■ **Exercise task**: Type out the complete listing below word for word, without its pictures.

■ **Material for this exercise**:
· · · · · · ·

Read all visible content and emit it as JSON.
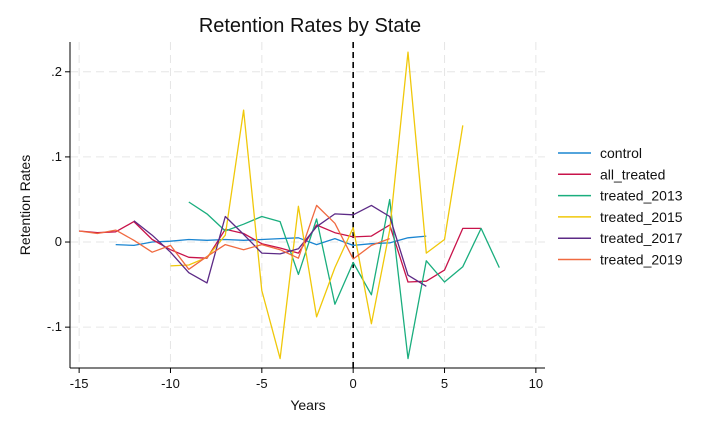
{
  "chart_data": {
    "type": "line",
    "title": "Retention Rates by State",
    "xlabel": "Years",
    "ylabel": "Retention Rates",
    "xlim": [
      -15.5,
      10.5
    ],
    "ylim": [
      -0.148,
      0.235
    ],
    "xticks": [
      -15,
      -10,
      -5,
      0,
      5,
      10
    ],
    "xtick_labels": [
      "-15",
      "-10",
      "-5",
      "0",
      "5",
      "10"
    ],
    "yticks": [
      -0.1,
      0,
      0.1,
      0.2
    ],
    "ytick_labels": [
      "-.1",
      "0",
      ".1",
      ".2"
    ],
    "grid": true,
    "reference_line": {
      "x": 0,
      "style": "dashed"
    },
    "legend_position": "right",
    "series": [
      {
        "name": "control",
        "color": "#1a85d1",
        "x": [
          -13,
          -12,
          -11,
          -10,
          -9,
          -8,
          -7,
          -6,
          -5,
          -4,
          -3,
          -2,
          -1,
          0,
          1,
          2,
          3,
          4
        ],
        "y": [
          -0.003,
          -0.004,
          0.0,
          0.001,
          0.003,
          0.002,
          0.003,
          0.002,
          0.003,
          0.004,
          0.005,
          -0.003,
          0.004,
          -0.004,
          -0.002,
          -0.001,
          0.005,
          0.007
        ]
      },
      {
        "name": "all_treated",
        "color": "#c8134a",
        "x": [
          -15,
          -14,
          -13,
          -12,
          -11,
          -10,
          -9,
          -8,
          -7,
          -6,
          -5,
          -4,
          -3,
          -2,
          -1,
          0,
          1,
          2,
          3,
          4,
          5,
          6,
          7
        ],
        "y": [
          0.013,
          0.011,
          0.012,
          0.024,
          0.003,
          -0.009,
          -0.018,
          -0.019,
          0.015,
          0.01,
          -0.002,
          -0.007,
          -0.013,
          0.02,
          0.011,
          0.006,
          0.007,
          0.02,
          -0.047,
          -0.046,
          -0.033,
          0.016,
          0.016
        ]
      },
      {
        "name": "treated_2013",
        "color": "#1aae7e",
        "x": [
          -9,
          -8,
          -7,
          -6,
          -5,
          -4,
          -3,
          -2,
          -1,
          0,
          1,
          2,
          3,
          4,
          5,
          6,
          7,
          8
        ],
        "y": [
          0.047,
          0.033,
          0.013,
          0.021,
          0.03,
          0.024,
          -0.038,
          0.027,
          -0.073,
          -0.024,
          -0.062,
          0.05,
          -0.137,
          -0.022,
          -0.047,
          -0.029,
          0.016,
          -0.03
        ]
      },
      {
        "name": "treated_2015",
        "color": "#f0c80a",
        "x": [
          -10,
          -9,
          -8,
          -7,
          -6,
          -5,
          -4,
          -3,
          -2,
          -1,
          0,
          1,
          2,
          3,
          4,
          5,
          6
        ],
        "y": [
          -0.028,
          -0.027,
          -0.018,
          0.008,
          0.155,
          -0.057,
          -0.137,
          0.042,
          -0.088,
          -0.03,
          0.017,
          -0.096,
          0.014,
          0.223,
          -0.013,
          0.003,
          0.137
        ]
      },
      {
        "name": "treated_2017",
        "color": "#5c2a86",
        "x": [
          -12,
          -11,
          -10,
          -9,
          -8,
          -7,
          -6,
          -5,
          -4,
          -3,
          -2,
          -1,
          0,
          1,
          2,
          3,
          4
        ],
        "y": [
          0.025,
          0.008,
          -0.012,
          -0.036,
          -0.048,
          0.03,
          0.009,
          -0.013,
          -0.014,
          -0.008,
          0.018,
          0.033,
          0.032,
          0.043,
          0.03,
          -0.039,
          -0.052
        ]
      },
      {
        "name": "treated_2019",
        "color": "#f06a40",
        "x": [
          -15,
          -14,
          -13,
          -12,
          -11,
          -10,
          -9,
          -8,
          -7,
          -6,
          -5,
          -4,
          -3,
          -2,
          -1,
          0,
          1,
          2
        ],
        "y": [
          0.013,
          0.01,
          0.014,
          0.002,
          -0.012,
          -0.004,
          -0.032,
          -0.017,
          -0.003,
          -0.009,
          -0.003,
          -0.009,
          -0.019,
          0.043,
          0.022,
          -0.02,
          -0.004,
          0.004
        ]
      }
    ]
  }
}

· · · · · · ·

■ **Output**:
Read all visible content and emit it as JSON.
{
  "chart_data": {
    "type": "line",
    "title": "Retention Rates by State",
    "xlabel": "Years",
    "ylabel": "Retention Rates",
    "xlim": [
      -15.5,
      10.5
    ],
    "ylim": [
      -0.148,
      0.235
    ],
    "xticks": [
      -15,
      -10,
      -5,
      0,
      5,
      10
    ],
    "xtick_labels": [
      "-15",
      "-10",
      "-5",
      "0",
      "5",
      "10"
    ],
    "yticks": [
      -0.1,
      0,
      0.1,
      0.2
    ],
    "ytick_labels": [
      "-.1",
      "0",
      ".1",
      ".2"
    ],
    "grid": true,
    "reference_line": {
      "x": 0,
      "style": "dashed"
    },
    "legend_position": "right",
    "series": [
      {
        "name": "control",
        "color": "#1a85d1",
        "x": [
          -13,
          -12,
          -11,
          -10,
          -9,
          -8,
          -7,
          -6,
          -5,
          -4,
          -3,
          -2,
          -1,
          0,
          1,
          2,
          3,
          4
        ],
        "y": [
          -0.003,
          -0.004,
          0.0,
          0.001,
          0.003,
          0.002,
          0.003,
          0.002,
          0.003,
          0.004,
          0.005,
          -0.003,
          0.004,
          -0.004,
          -0.002,
          -0.001,
          0.005,
          0.007
        ]
      },
      {
        "name": "all_treated",
        "color": "#c8134a",
        "x": [
          -15,
          -14,
          -13,
          -12,
          -11,
          -10,
          -9,
          -8,
          -7,
          -6,
          -5,
          -4,
          -3,
          -2,
          -1,
          0,
          1,
          2,
          3,
          4,
          5,
          6,
          7
        ],
        "y": [
          0.013,
          0.011,
          0.012,
          0.024,
          0.003,
          -0.009,
          -0.018,
          -0.019,
          0.015,
          0.01,
          -0.002,
          -0.007,
          -0.013,
          0.02,
          0.011,
          0.006,
          0.007,
          0.02,
          -0.047,
          -0.046,
          -0.033,
          0.016,
          0.016
        ]
      },
      {
        "name": "treated_2013",
        "color": "#1aae7e",
        "x": [
          -9,
          -8,
          -7,
          -6,
          -5,
          -4,
          -3,
          -2,
          -1,
          0,
          1,
          2,
          3,
          4,
          5,
          6,
          7,
          8
        ],
        "y": [
          0.047,
          0.033,
          0.013,
          0.021,
          0.03,
          0.024,
          -0.038,
          0.027,
          -0.073,
          -0.024,
          -0.062,
          0.05,
          -0.137,
          -0.022,
          -0.047,
          -0.029,
          0.016,
          -0.03
        ]
      },
      {
        "name": "treated_2015",
        "color": "#f0c80a",
        "x": [
          -10,
          -9,
          -8,
          -7,
          -6,
          -5,
          -4,
          -3,
          -2,
          -1,
          0,
          1,
          2,
          3,
          4,
          5,
          6
        ],
        "y": [
          -0.028,
          -0.027,
          -0.018,
          0.008,
          0.155,
          -0.057,
          -0.137,
          0.042,
          -0.088,
          -0.03,
          0.017,
          -0.096,
          0.014,
          0.223,
          -0.013,
          0.003,
          0.137
        ]
      },
      {
        "name": "treated_2017",
        "color": "#5c2a86",
        "x": [
          -12,
          -11,
          -10,
          -9,
          -8,
          -7,
          -6,
          -5,
          -4,
          -3,
          -2,
          -1,
          0,
          1,
          2,
          3,
          4
        ],
        "y": [
          0.025,
          0.008,
          -0.012,
          -0.036,
          -0.048,
          0.03,
          0.009,
          -0.013,
          -0.014,
          -0.008,
          0.018,
          0.033,
          0.032,
          0.043,
          0.03,
          -0.039,
          -0.052
        ]
      },
      {
        "name": "treated_2019",
        "color": "#f06a40",
        "x": [
          -15,
          -14,
          -13,
          -12,
          -11,
          -10,
          -9,
          -8,
          -7,
          -6,
          -5,
          -4,
          -3,
          -2,
          -1,
          0,
          1,
          2
        ],
        "y": [
          0.013,
          0.01,
          0.014,
          0.002,
          -0.012,
          -0.004,
          -0.032,
          -0.017,
          -0.003,
          -0.009,
          -0.003,
          -0.009,
          -0.019,
          0.043,
          0.022,
          -0.02,
          -0.004,
          0.004
        ]
      }
    ]
  }
}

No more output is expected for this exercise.